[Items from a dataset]
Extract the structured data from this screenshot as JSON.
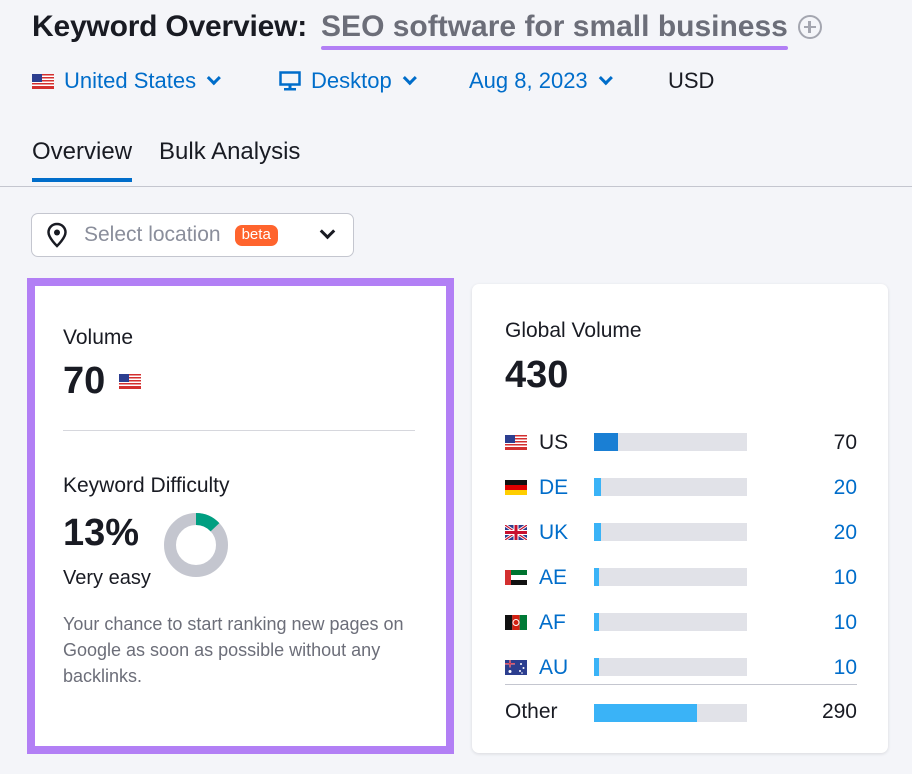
{
  "header": {
    "title_label": "Keyword Overview:",
    "keyword": "SEO software for small business",
    "add_icon": "plus-circle-icon"
  },
  "filters": {
    "country": "United States",
    "device": "Desktop",
    "date": "Aug 8, 2023",
    "currency": "USD"
  },
  "tabs": [
    {
      "label": "Overview",
      "active": true
    },
    {
      "label": "Bulk Analysis",
      "active": false
    }
  ],
  "location": {
    "placeholder": "Select location",
    "badge": "beta"
  },
  "volume_card": {
    "volume_label": "Volume",
    "volume_value": "70",
    "kd_label": "Keyword Difficulty",
    "kd_value": "13%",
    "kd_percent": 13,
    "kd_text": "Very easy",
    "kd_description": "Your chance to start ranking new pages on Google as soon as possible without any backlinks.",
    "colors": {
      "kd_fill": "#009f81",
      "kd_track": "#c4c6cf",
      "highlight": "#b27ff5"
    }
  },
  "global_card": {
    "label": "Global Volume",
    "value": "430",
    "rows": [
      {
        "code": "US",
        "value": "70",
        "fraction": 0.16,
        "link": false,
        "flag": "us",
        "color": "#1a7fd4"
      },
      {
        "code": "DE",
        "value": "20",
        "fraction": 0.045,
        "link": true,
        "flag": "de",
        "color": "#3ab3f7"
      },
      {
        "code": "UK",
        "value": "20",
        "fraction": 0.045,
        "link": true,
        "flag": "uk",
        "color": "#3ab3f7"
      },
      {
        "code": "AE",
        "value": "10",
        "fraction": 0.025,
        "link": true,
        "flag": "ae",
        "color": "#3ab3f7"
      },
      {
        "code": "AF",
        "value": "10",
        "fraction": 0.025,
        "link": true,
        "flag": "af",
        "color": "#3ab3f7"
      },
      {
        "code": "AU",
        "value": "10",
        "fraction": 0.025,
        "link": true,
        "flag": "au",
        "color": "#3ab3f7"
      }
    ],
    "other": {
      "code": "Other",
      "value": "290",
      "fraction": 0.67
    }
  }
}
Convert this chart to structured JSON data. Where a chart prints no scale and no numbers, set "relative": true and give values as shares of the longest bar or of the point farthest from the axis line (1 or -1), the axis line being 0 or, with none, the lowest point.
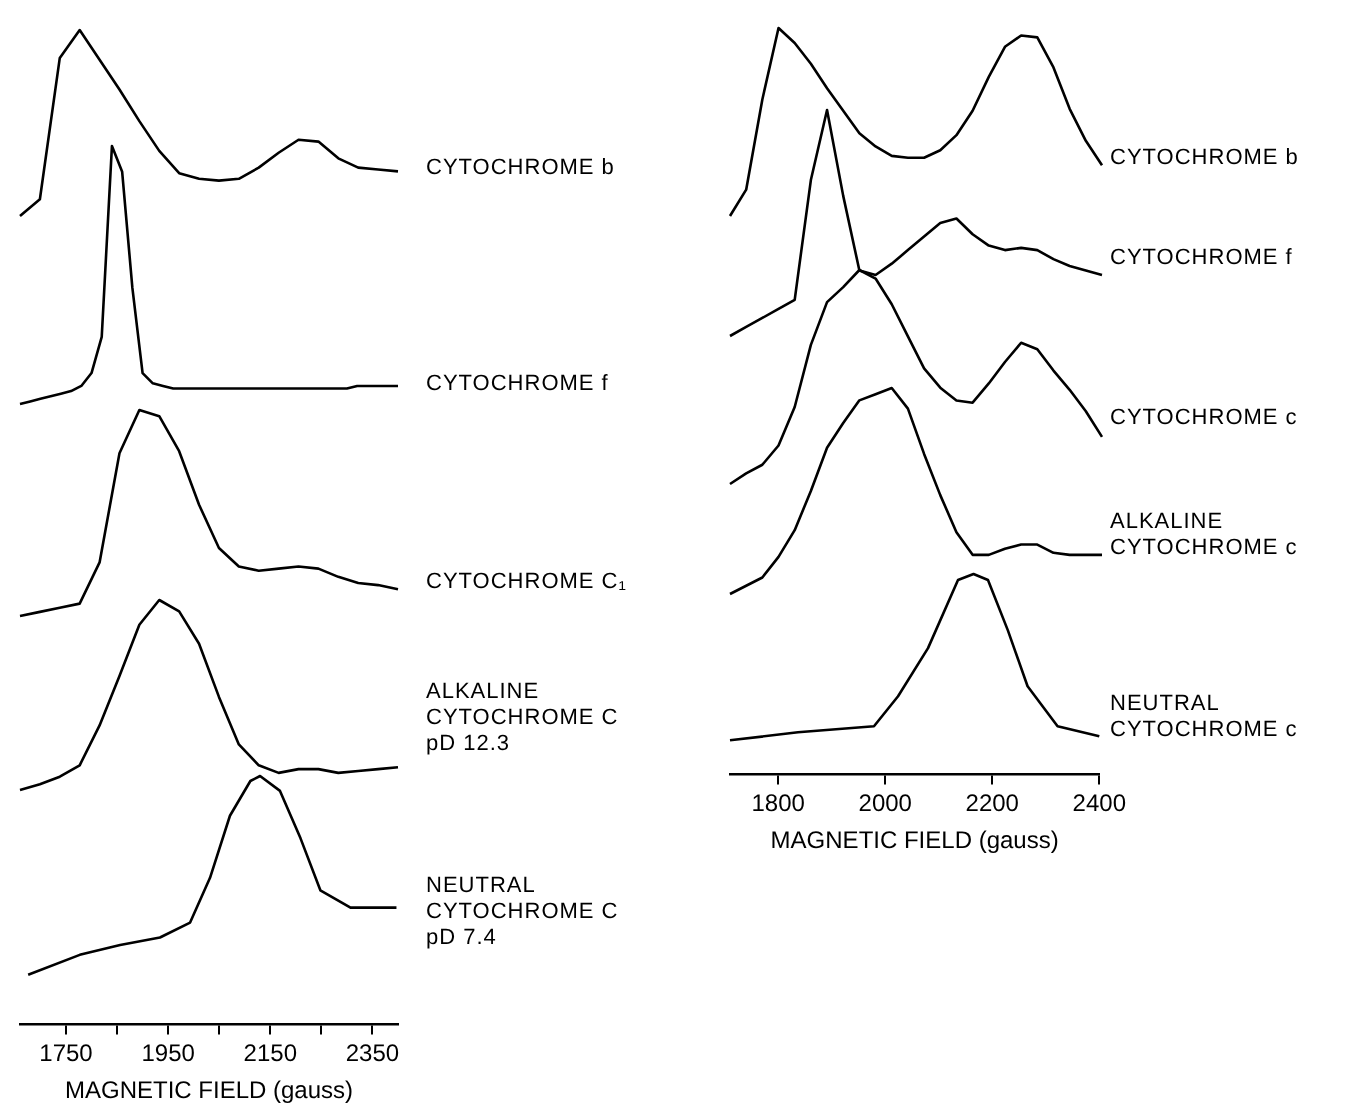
{
  "chart_data": [
    {
      "type": "line",
      "relative": true,
      "marker": "none",
      "tick_labels": false,
      "categories": [
        null,
        null,
        null,
        null,
        null,
        null,
        null,
        null,
        null,
        null,
        null,
        null,
        null,
        null,
        null,
        null,
        null,
        null,
        null,
        null
      ],
      "series": [
        {
          "name": "CYTOCHROME b",
          "color": "#000000",
          "values": [
            0,
            0.09,
            0.85,
            1,
            0.84,
            0.68,
            0.51,
            0.35,
            0.23,
            0.2,
            0.19,
            0.2,
            0.26,
            0.34,
            0.41,
            0.4,
            0.31,
            0.26,
            0.25,
            0.24
          ]
        }
      ]
    },
    {
      "type": "line",
      "relative": true,
      "marker": "none",
      "tick_labels": false,
      "categories": [
        null,
        null,
        null,
        null,
        null,
        null,
        null,
        null,
        null,
        null,
        null,
        null,
        null,
        null,
        null,
        null,
        null,
        null,
        null,
        null,
        null,
        null,
        null,
        null,
        null,
        null,
        null,
        null,
        null,
        null,
        null,
        null,
        null,
        null,
        null,
        null,
        null,
        null
      ],
      "series": [
        {
          "name": "CYTOCHROME f",
          "color": "#000000",
          "values": [
            0,
            0.01,
            0.02,
            0.03,
            0.04,
            0.05,
            0.07,
            0.12,
            0.26,
            1,
            0.9,
            0.45,
            0.12,
            0.08,
            0.07,
            0.06,
            0.06,
            0.06,
            0.06,
            0.06,
            0.06,
            0.06,
            0.06,
            0.06,
            0.06,
            0.06,
            0.06,
            0.06,
            0.06,
            0.06,
            0.06,
            0.06,
            0.06,
            0.07,
            0.07,
            0.07,
            0.07,
            0.07
          ]
        }
      ]
    },
    {
      "type": "line",
      "relative": true,
      "marker": "none",
      "tick_labels": false,
      "categories": [
        null,
        null,
        null,
        null,
        null,
        null,
        null,
        null,
        null,
        null,
        null,
        null,
        null,
        null,
        null,
        null,
        null,
        null,
        null,
        null
      ],
      "series": [
        {
          "name": "CYTOCHROME C₁",
          "color": "#000000",
          "values": [
            0,
            0.02,
            0.04,
            0.06,
            0.26,
            0.79,
            1,
            0.97,
            0.8,
            0.54,
            0.33,
            0.24,
            0.22,
            0.23,
            0.24,
            0.23,
            0.19,
            0.16,
            0.15,
            0.13
          ]
        }
      ]
    },
    {
      "type": "line",
      "relative": true,
      "marker": "none",
      "tick_labels": false,
      "categories": [
        null,
        null,
        null,
        null,
        null,
        null,
        null,
        null,
        null,
        null,
        null,
        null,
        null,
        null,
        null,
        null,
        null,
        null,
        null,
        null
      ],
      "series": [
        {
          "name": "ALKALINE\nCYTOCHROME C\npD 12.3",
          "color": "#000000",
          "values": [
            0,
            0.03,
            0.07,
            0.13,
            0.34,
            0.6,
            0.87,
            1,
            0.94,
            0.77,
            0.49,
            0.24,
            0.13,
            0.09,
            0.11,
            0.11,
            0.09,
            0.1,
            0.11,
            0.12
          ]
        }
      ]
    },
    {
      "type": "line",
      "relative": true,
      "marker": "none",
      "tick_labels": "x",
      "xlim": [
        1660,
        2400
      ],
      "xticks": [
        1750,
        {
          "value": 1850,
          "label": null
        },
        1950,
        {
          "value": 2050,
          "label": null
        },
        2150,
        {
          "value": 2250,
          "label": null
        },
        2350
      ],
      "xlabel": "MAGNETIC FIELD (gauss)",
      "series": [
        {
          "name": "NEUTRAL\nCYTOCHROME C\npD 7.4",
          "color": "#000000",
          "x": [
            1676,
            1777,
            1856,
            1934,
            1993,
            2032,
            2071,
            2111,
            2130,
            2169,
            2209,
            2248,
            2307,
            2397
          ],
          "values": [
            0.2,
            0.28,
            0.32,
            0.35,
            0.41,
            0.59,
            0.84,
            0.98,
            1,
            0.94,
            0.75,
            0.54,
            0.47,
            0.47
          ]
        }
      ]
    },
    {
      "type": "line",
      "relative": true,
      "marker": "none",
      "tick_labels": false,
      "categories": [
        null,
        null,
        null,
        null,
        null,
        null,
        null,
        null,
        null,
        null,
        null,
        null,
        null,
        null,
        null,
        null,
        null,
        null,
        null,
        null,
        null,
        null,
        null,
        null
      ],
      "series": [
        {
          "name": "CYTOCHROME b",
          "color": "#000000",
          "values": [
            0,
            0.14,
            0.62,
            1,
            0.92,
            0.81,
            0.68,
            0.56,
            0.44,
            0.37,
            0.32,
            0.31,
            0.31,
            0.35,
            0.43,
            0.56,
            0.74,
            0.9,
            0.96,
            0.95,
            0.79,
            0.57,
            0.4,
            0.27
          ]
        }
      ]
    },
    {
      "type": "line",
      "relative": true,
      "marker": "none",
      "tick_labels": false,
      "categories": [
        null,
        null,
        null,
        null,
        null,
        null,
        null,
        null,
        null,
        null,
        null,
        null,
        null,
        null,
        null,
        null,
        null,
        null,
        null,
        null,
        null,
        null,
        null,
        null
      ],
      "series": [
        {
          "name": "CYTOCHROME f",
          "color": "#000000",
          "values": [
            0,
            0.04,
            0.08,
            0.12,
            0.16,
            0.69,
            1,
            0.62,
            0.29,
            0.27,
            0.32,
            0.38,
            0.44,
            0.5,
            0.52,
            0.45,
            0.4,
            0.38,
            0.39,
            0.38,
            0.34,
            0.31,
            0.29,
            0.27
          ]
        }
      ]
    },
    {
      "type": "line",
      "relative": true,
      "marker": "none",
      "tick_labels": false,
      "categories": [
        null,
        null,
        null,
        null,
        null,
        null,
        null,
        null,
        null,
        null,
        null,
        null,
        null,
        null,
        null,
        null,
        null,
        null,
        null,
        null,
        null,
        null,
        null,
        null
      ],
      "series": [
        {
          "name": "CYTOCHROME c",
          "color": "#000000",
          "values": [
            0,
            0.05,
            0.09,
            0.18,
            0.36,
            0.65,
            0.85,
            0.92,
            1,
            0.96,
            0.84,
            0.69,
            0.54,
            0.45,
            0.39,
            0.38,
            0.47,
            0.57,
            0.66,
            0.63,
            0.53,
            0.44,
            0.34,
            0.22
          ]
        }
      ]
    },
    {
      "type": "line",
      "relative": true,
      "marker": "none",
      "tick_labels": false,
      "categories": [
        null,
        null,
        null,
        null,
        null,
        null,
        null,
        null,
        null,
        null,
        null,
        null,
        null,
        null,
        null,
        null,
        null,
        null,
        null,
        null,
        null,
        null,
        null,
        null
      ],
      "series": [
        {
          "name": "ALKALINE\nCYTOCHROME c",
          "color": "#000000",
          "values": [
            0,
            0.04,
            0.08,
            0.18,
            0.31,
            0.5,
            0.71,
            0.83,
            0.94,
            0.97,
            1,
            0.9,
            0.68,
            0.48,
            0.3,
            0.19,
            0.19,
            0.22,
            0.24,
            0.24,
            0.2,
            0.19,
            0.19,
            0.19
          ]
        }
      ]
    },
    {
      "type": "line",
      "relative": true,
      "marker": "none",
      "tick_labels": "x",
      "xlim": [
        1710,
        2400
      ],
      "xticks": [
        1800,
        2000,
        2200,
        2400
      ],
      "xlabel": "MAGNETIC FIELD (gauss)",
      "series": [
        {
          "name": "NEUTRAL\nCYTOCHROME c",
          "color": "#000000",
          "x": [
            1710,
            1837,
            1979,
            2024,
            2080,
            2136,
            2165,
            2192,
            2229,
            2266,
            2322,
            2400
          ],
          "values": [
            0.17,
            0.21,
            0.24,
            0.39,
            0.63,
            0.97,
            1,
            0.97,
            0.72,
            0.44,
            0.24,
            0.19
          ]
        }
      ]
    }
  ]
}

* What is asked:
Check each line of the records for the word "code", and show the lines that contain it.

* Written solution:
        "code": "US",
        "code": "DE",
        "code": "UK",
        "code": "AE",
        "code": "AF",
        "code": "AU",
      "code": "Other",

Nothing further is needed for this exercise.